GIVEN EXERCISE: Take from the listing each line that has the string "پیداش".

[start DATA ROWS]

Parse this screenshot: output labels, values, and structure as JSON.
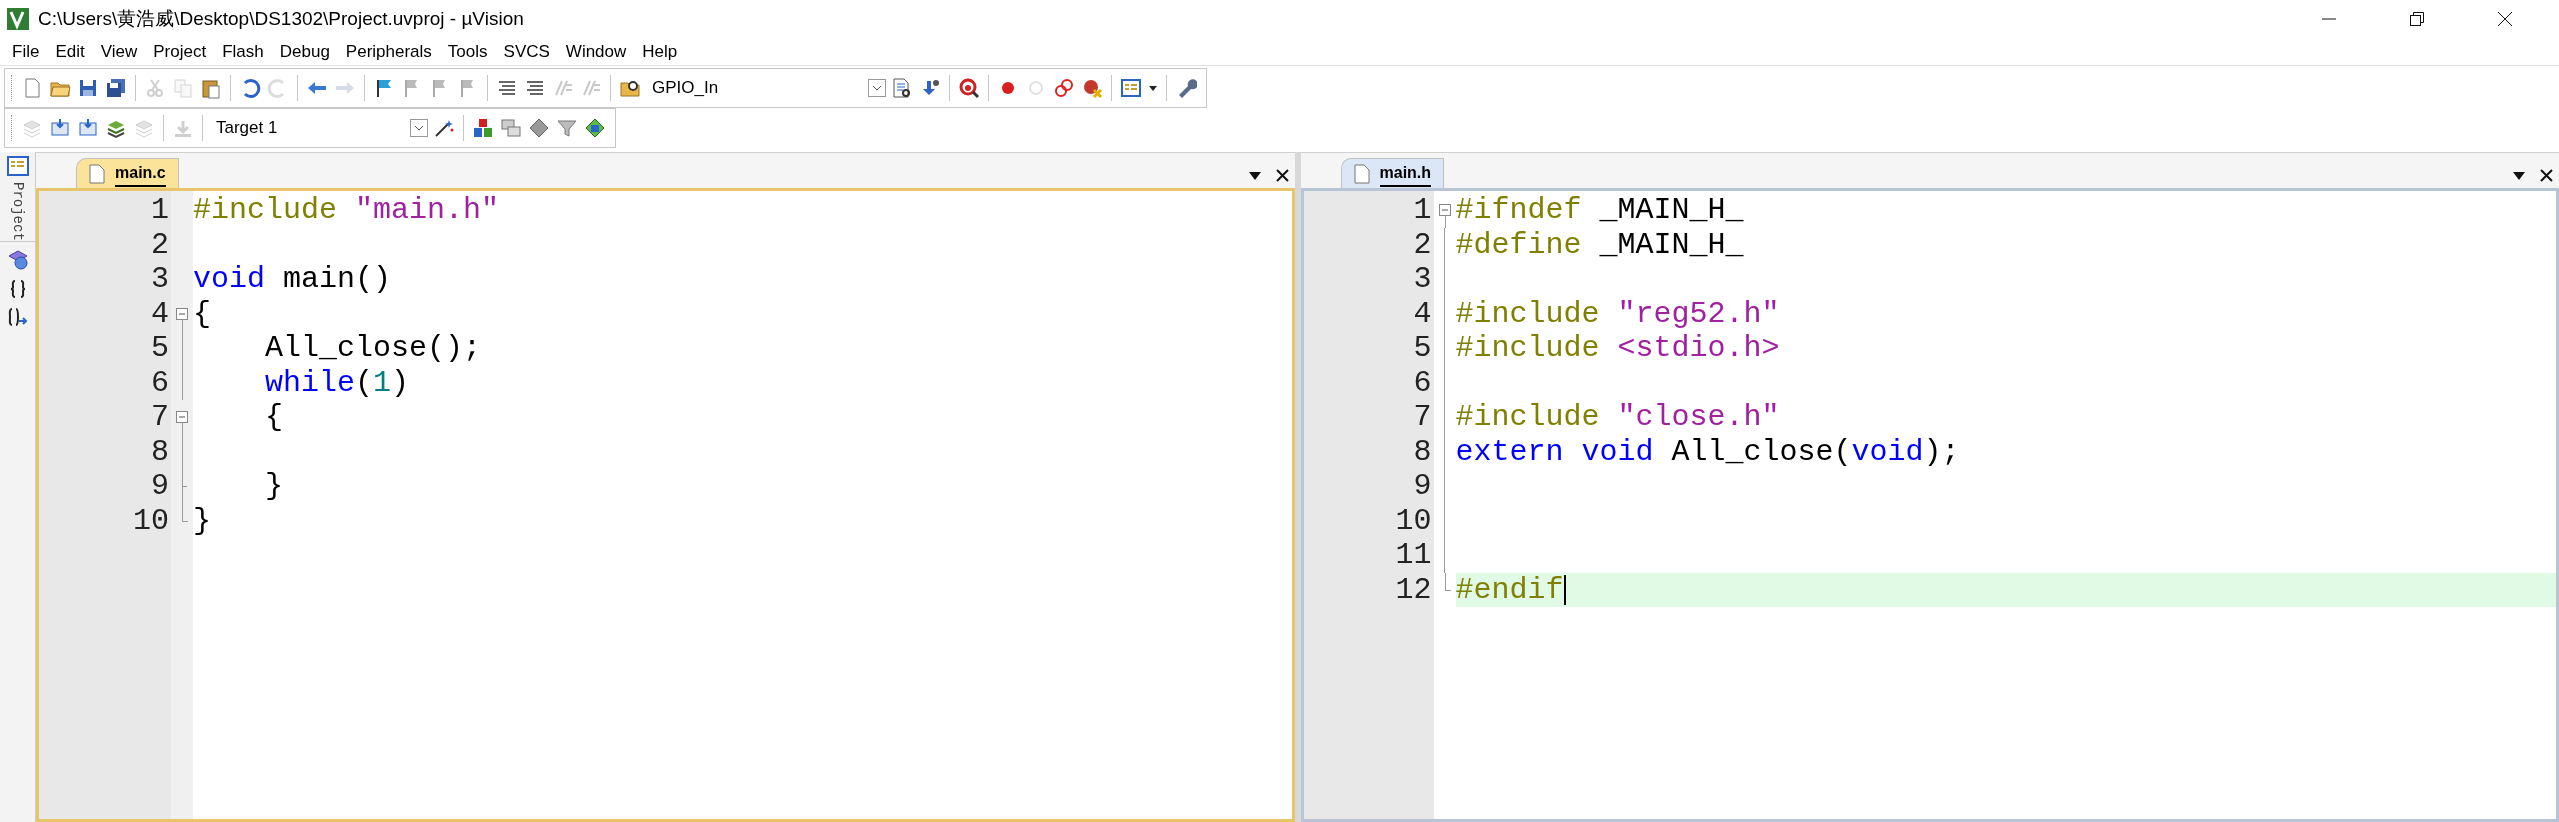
{
  "window": {
    "title": "C:\\Users\\黄浩威\\Desktop\\DS1302\\Project.uvproj - µVision"
  },
  "menu": [
    "File",
    "Edit",
    "View",
    "Project",
    "Flash",
    "Debug",
    "Peripherals",
    "Tools",
    "SVCS",
    "Window",
    "Help"
  ],
  "toolbar": {
    "target_combo": "GPIO_In"
  },
  "build_toolbar": {
    "target_combo": "Target 1"
  },
  "sidebar": {
    "label": "Project"
  },
  "panes": [
    {
      "tab": {
        "label": "main.c",
        "selected": true
      },
      "focused": true,
      "lines": [
        {
          "number": "1",
          "fold_open": false,
          "fold_close": false,
          "current": false,
          "tokens": [
            {
              "kind": "preprocessor",
              "text": "#include"
            },
            {
              "kind": "string",
              "text": " \"main.h\""
            }
          ]
        },
        {
          "number": "2",
          "fold_open": false,
          "fold_close": false,
          "current": false
        },
        {
          "number": "3",
          "fold_open": false,
          "fold_close": false,
          "current": false,
          "tokens": [
            {
              "kind": "keyword",
              "text": "void"
            },
            {
              "kind": "plain",
              "text": " main()"
            }
          ]
        },
        {
          "number": "4",
          "fold_open": true,
          "fold_close": false,
          "current": false,
          "tokens": [
            {
              "kind": "plain",
              "text": "{"
            }
          ]
        },
        {
          "number": "5",
          "fold_open": false,
          "fold_close": false,
          "current": false,
          "tokens": [
            {
              "kind": "plain",
              "text": "    All_close();"
            }
          ]
        },
        {
          "number": "6",
          "fold_open": false,
          "fold_close": false,
          "current": false,
          "tokens": [
            {
              "kind": "keyword",
              "text": "    while"
            },
            {
              "kind": "plain",
              "text": "("
            },
            {
              "kind": "number",
              "text": "1"
            },
            {
              "kind": "plain",
              "text": ")"
            }
          ]
        },
        {
          "number": "7",
          "fold_open": true,
          "fold_close": false,
          "current": false,
          "tokens": [
            {
              "kind": "plain",
              "text": "    {"
            }
          ]
        },
        {
          "number": "8",
          "fold_open": false,
          "fold_close": false,
          "current": false
        },
        {
          "number": "9",
          "fold_open": false,
          "fold_close": true,
          "current": false,
          "tokens": [
            {
              "kind": "plain",
              "text": "    }"
            }
          ]
        },
        {
          "number": "10",
          "fold_open": false,
          "fold_close": true,
          "current": false,
          "tokens": [
            {
              "kind": "plain",
              "text": "}"
            }
          ]
        }
      ]
    },
    {
      "tab": {
        "label": "main.h",
        "selected": true
      },
      "focused": false,
      "lines": [
        {
          "number": "1",
          "fold_open": true,
          "fold_close": false,
          "current": false,
          "tokens": [
            {
              "kind": "preprocessor",
              "text": "#ifndef"
            },
            {
              "kind": "plain",
              "text": " _MAIN_H_"
            }
          ]
        },
        {
          "number": "2",
          "fold_open": false,
          "fold_close": false,
          "current": false,
          "tokens": [
            {
              "kind": "preprocessor",
              "text": "#define"
            },
            {
              "kind": "plain",
              "text": " _MAIN_H_"
            }
          ]
        },
        {
          "number": "3",
          "fold_open": false,
          "fold_close": false,
          "current": false
        },
        {
          "number": "4",
          "fold_open": false,
          "fold_close": false,
          "current": false,
          "tokens": [
            {
              "kind": "preprocessor",
              "text": "#include"
            },
            {
              "kind": "string",
              "text": " \"reg52.h\""
            }
          ]
        },
        {
          "number": "5",
          "fold_open": false,
          "fold_close": false,
          "current": false,
          "tokens": [
            {
              "kind": "preprocessor",
              "text": "#include"
            },
            {
              "kind": "string",
              "text": " <stdio.h>"
            }
          ]
        },
        {
          "number": "6",
          "fold_open": false,
          "fold_close": false,
          "current": false
        },
        {
          "number": "7",
          "fold_open": false,
          "fold_close": false,
          "current": false,
          "tokens": [
            {
              "kind": "preprocessor",
              "text": "#include"
            },
            {
              "kind": "string",
              "text": " \"close.h\""
            }
          ]
        },
        {
          "number": "8",
          "fold_open": false,
          "fold_close": false,
          "current": false,
          "tokens": [
            {
              "kind": "keyword",
              "text": "extern"
            },
            {
              "kind": "keyword",
              "text": " void"
            },
            {
              "kind": "plain",
              "text": " All_close("
            },
            {
              "kind": "keyword",
              "text": "void"
            },
            {
              "kind": "plain",
              "text": ");"
            }
          ]
        },
        {
          "number": "9",
          "fold_open": false,
          "fold_close": false,
          "current": false
        },
        {
          "number": "10",
          "fold_open": false,
          "fold_close": false,
          "current": false
        },
        {
          "number": "11",
          "fold_open": false,
          "fold_close": false,
          "current": false
        },
        {
          "number": "12",
          "fold_open": false,
          "fold_close": true,
          "current": true,
          "tokens": [
            {
              "kind": "preprocessor",
              "text": "#endif"
            }
          ]
        }
      ]
    }
  ]
}
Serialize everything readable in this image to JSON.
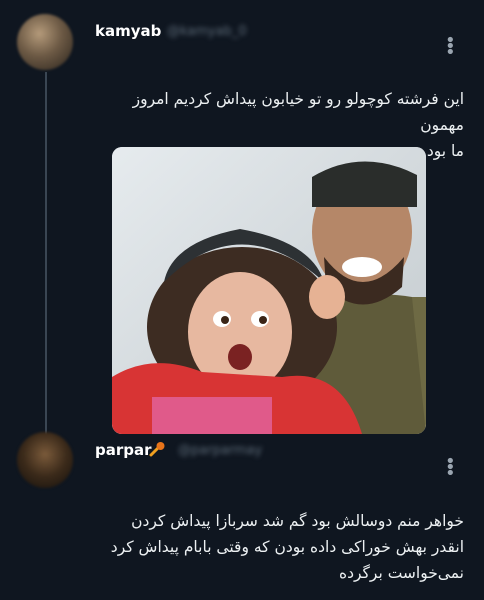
{
  "posts": [
    {
      "username": "kamyab",
      "handle": "@kamyab_0",
      "text": "این فرشته کوچولو رو تو خیابون پیداش کردیم امروز مهمون\nما بود"
    },
    {
      "username": "parpar",
      "handle": "@parparmay",
      "text": "خواهر منم دوسالش بود گم شد سربازا پیداش کردن\nانقدر بهش خوراکی داده بودن که وقتی بابام پیداش کرد\nنمی‌خواست برگرده"
    }
  ],
  "icons": {
    "more": "more-vertical-icon",
    "badge": "comet-icon"
  },
  "colors": {
    "background": "#0f1620",
    "thread_line": "#3a4653",
    "text": "#ecf0f2",
    "handle": "#5d6b78"
  }
}
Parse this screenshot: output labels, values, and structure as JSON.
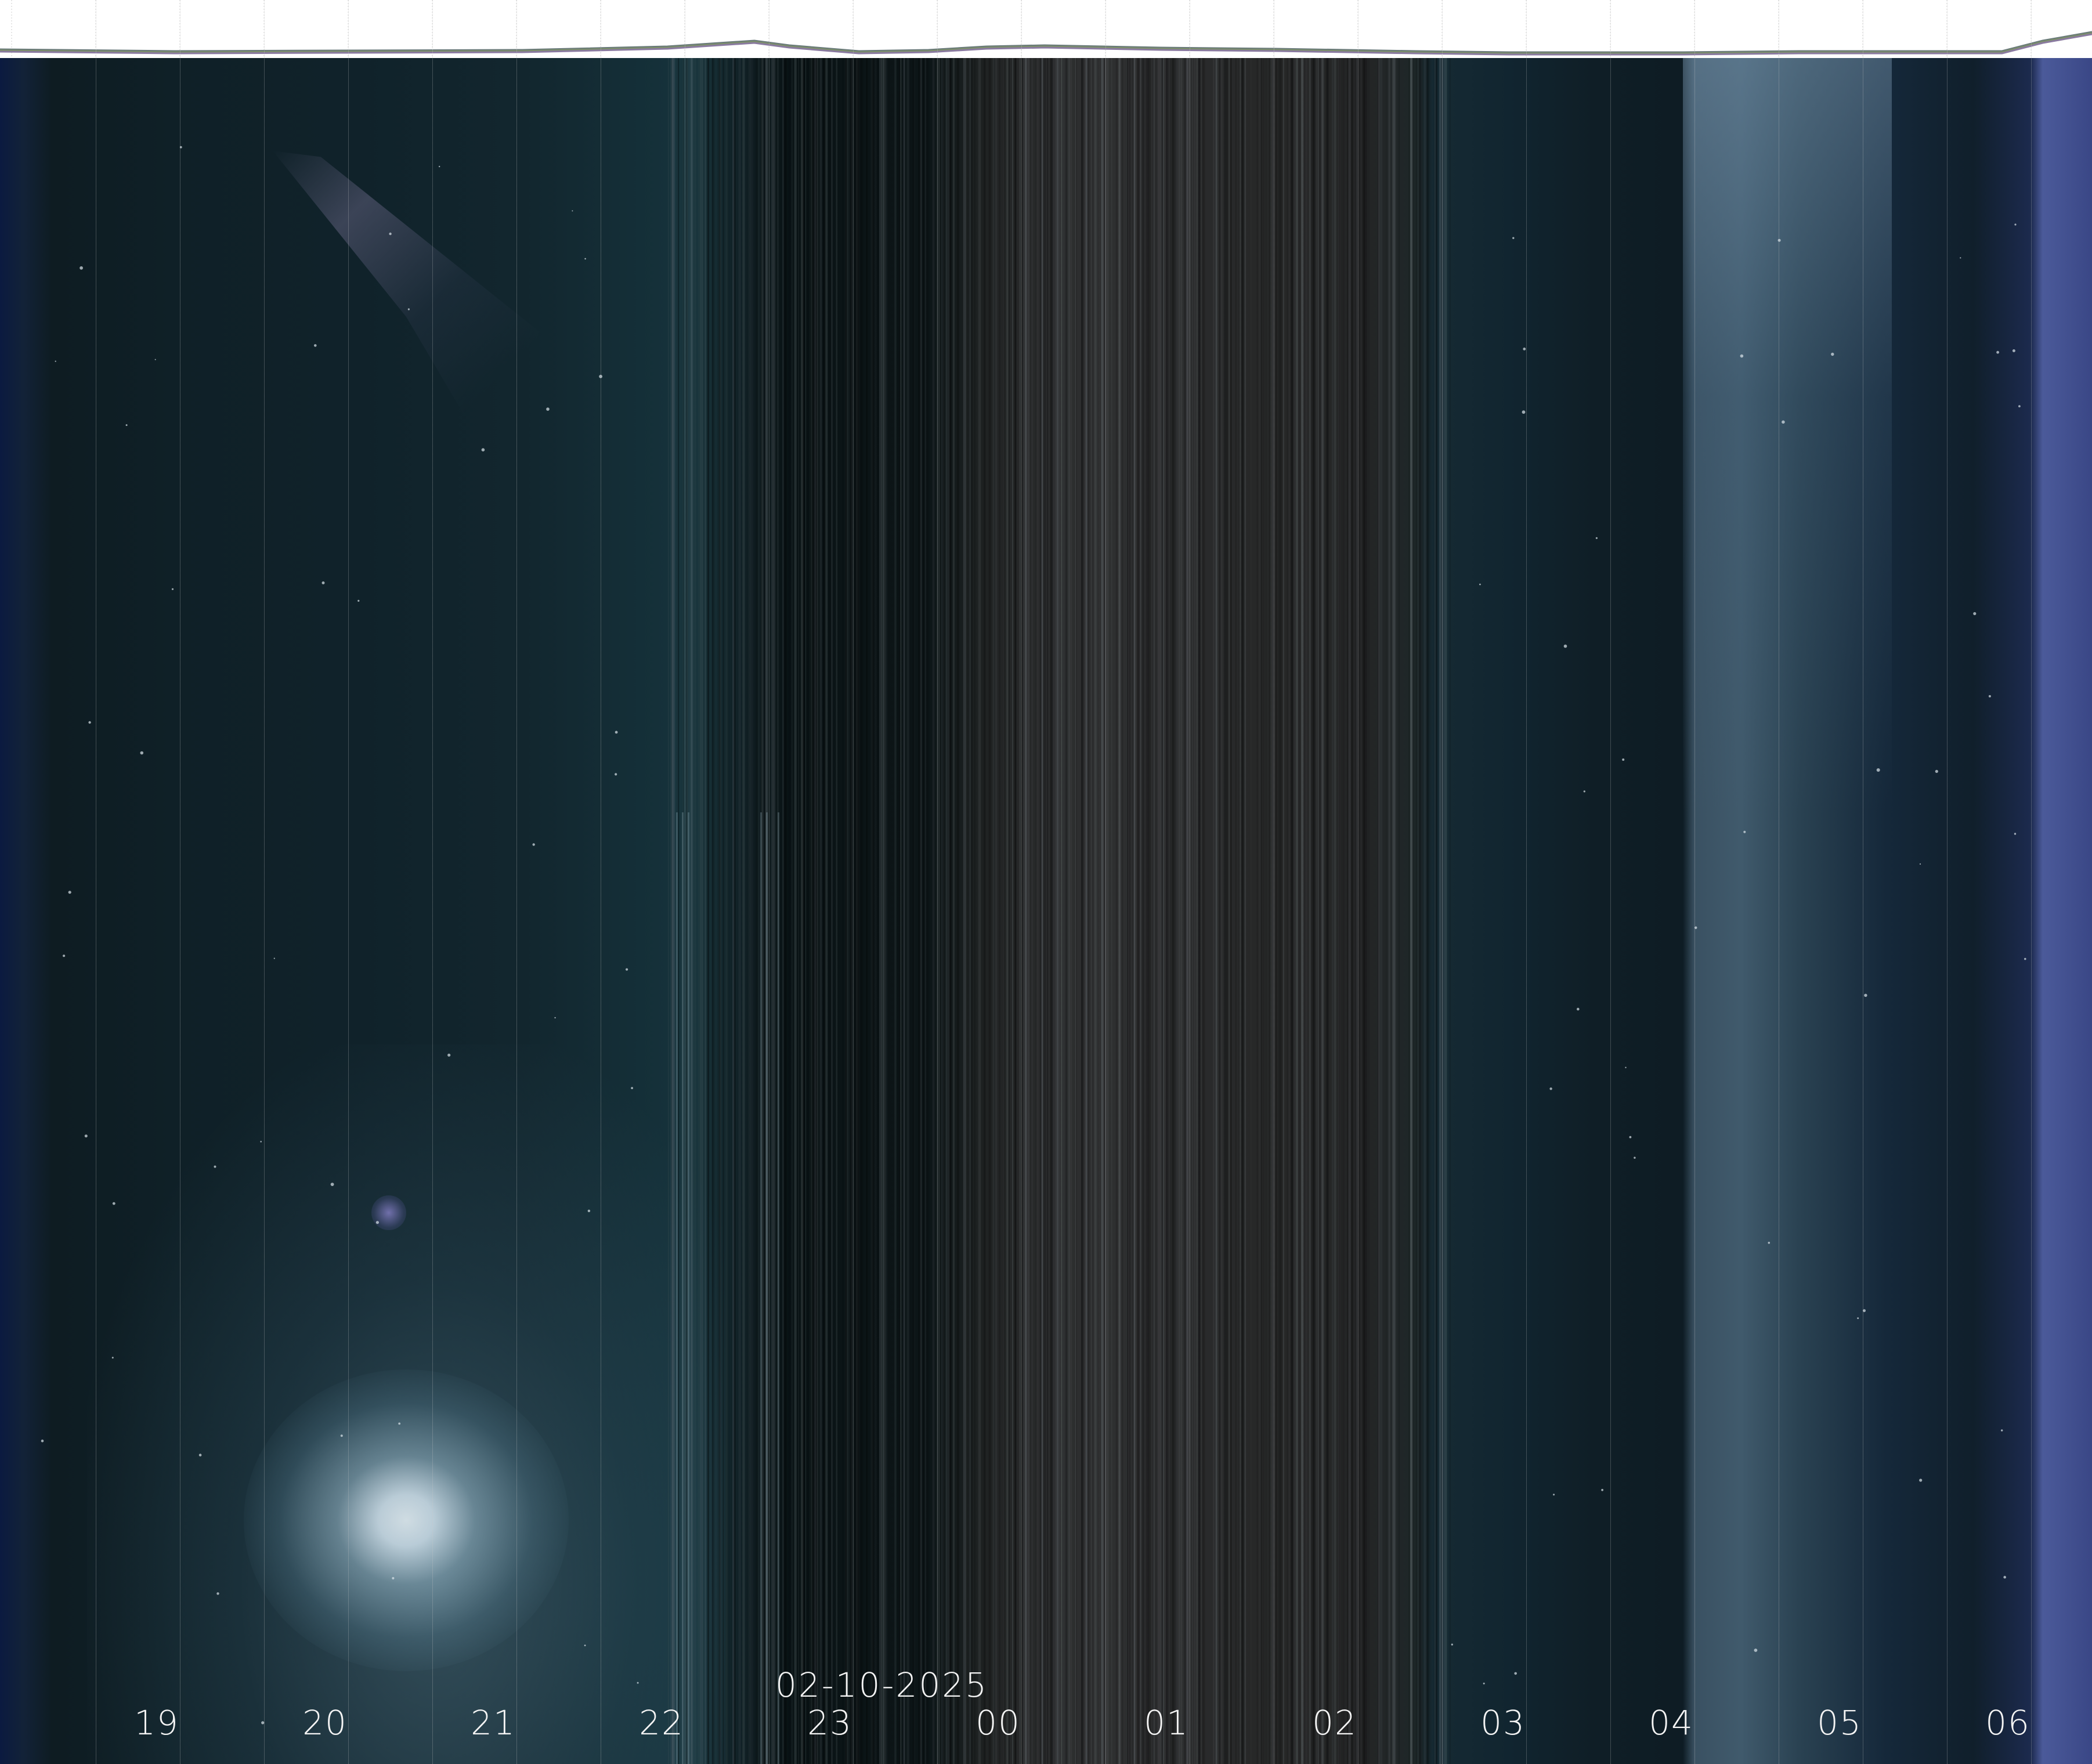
{
  "date": "02-10-2025",
  "hours": [
    "19",
    "20",
    "21",
    "22",
    "23",
    "00",
    "01",
    "02",
    "03",
    "04",
    "05",
    "06"
  ],
  "colors": {
    "strip_background": "#ffffff",
    "strip_line": "#6a7a7a",
    "grid": "#c8c8c8",
    "label": "#f4f4f4"
  }
}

[end DATA ROWS]

RESPONSE TO THE TASK:
      "text": "این فرشته کوچولو رو تو خیابون پیداش کردیم امروز مهمون\nما بود"
      "text": "خواهر منم دوسالش بود گم شد سربازا پیداش کردن\nانقدر بهش خوراکی داده بودن که وقتی بابام پیداش کرد\nنمی‌خواست برگرده"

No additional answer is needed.